What needs to be done | Output the data that follows exactly, line for line.

-- begin --

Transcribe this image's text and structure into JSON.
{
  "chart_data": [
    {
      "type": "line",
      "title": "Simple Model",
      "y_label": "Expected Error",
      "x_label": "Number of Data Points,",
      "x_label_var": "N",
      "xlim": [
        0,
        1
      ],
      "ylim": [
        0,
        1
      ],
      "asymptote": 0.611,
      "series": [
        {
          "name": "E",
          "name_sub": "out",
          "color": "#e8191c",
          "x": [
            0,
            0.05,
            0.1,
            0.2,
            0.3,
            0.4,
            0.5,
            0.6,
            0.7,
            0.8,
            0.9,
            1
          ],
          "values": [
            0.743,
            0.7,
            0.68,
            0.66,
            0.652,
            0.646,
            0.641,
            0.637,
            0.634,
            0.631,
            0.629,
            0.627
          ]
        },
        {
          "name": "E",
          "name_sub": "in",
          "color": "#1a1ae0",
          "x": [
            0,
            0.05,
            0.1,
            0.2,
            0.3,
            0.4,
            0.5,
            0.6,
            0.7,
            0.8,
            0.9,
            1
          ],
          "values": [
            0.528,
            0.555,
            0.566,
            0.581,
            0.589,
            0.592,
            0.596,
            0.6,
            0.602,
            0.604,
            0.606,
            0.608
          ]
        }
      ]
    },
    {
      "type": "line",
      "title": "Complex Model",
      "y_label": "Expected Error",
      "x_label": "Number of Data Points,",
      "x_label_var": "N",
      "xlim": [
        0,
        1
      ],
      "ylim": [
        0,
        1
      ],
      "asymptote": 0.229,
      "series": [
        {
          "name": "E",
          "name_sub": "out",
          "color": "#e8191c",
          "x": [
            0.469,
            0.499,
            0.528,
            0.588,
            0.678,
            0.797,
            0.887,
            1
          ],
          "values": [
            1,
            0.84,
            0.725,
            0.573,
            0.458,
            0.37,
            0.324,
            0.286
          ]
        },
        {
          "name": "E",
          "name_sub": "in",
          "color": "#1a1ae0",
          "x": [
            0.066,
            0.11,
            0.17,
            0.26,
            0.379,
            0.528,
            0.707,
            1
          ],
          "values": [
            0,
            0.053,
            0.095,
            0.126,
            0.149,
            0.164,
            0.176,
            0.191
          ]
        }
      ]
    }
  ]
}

-- end --

Exercise result |
Transcribe this image's text and structure into JSON.
{
  "chart_data": [
    {
      "type": "line",
      "title": "Simple Model",
      "y_label": "Expected Error",
      "x_label": "Number of Data Points,",
      "x_label_var": "N",
      "xlim": [
        0,
        1
      ],
      "ylim": [
        0,
        1
      ],
      "asymptote": 0.611,
      "series": [
        {
          "name": "E",
          "name_sub": "out",
          "color": "#e8191c",
          "x": [
            0,
            0.05,
            0.1,
            0.2,
            0.3,
            0.4,
            0.5,
            0.6,
            0.7,
            0.8,
            0.9,
            1
          ],
          "values": [
            0.743,
            0.7,
            0.68,
            0.66,
            0.652,
            0.646,
            0.641,
            0.637,
            0.634,
            0.631,
            0.629,
            0.627
          ]
        },
        {
          "name": "E",
          "name_sub": "in",
          "color": "#1a1ae0",
          "x": [
            0,
            0.05,
            0.1,
            0.2,
            0.3,
            0.4,
            0.5,
            0.6,
            0.7,
            0.8,
            0.9,
            1
          ],
          "values": [
            0.528,
            0.555,
            0.566,
            0.581,
            0.589,
            0.592,
            0.596,
            0.6,
            0.602,
            0.604,
            0.606,
            0.608
          ]
        }
      ]
    },
    {
      "type": "line",
      "title": "Complex Model",
      "y_label": "Expected Error",
      "x_label": "Number of Data Points,",
      "x_label_var": "N",
      "xlim": [
        0,
        1
      ],
      "ylim": [
        0,
        1
      ],
      "asymptote": 0.229,
      "series": [
        {
          "name": "E",
          "name_sub": "out",
          "color": "#e8191c",
          "x": [
            0.469,
            0.499,
            0.528,
            0.588,
            0.678,
            0.797,
            0.887,
            1
          ],
          "values": [
            1,
            0.84,
            0.725,
            0.573,
            0.458,
            0.37,
            0.324,
            0.286
          ]
        },
        {
          "name": "E",
          "name_sub": "in",
          "color": "#1a1ae0",
          "x": [
            0.066,
            0.11,
            0.17,
            0.26,
            0.379,
            0.528,
            0.707,
            1
          ],
          "values": [
            0,
            0.053,
            0.095,
            0.126,
            0.149,
            0.164,
            0.176,
            0.191
          ]
        }
      ]
    }
  ]
}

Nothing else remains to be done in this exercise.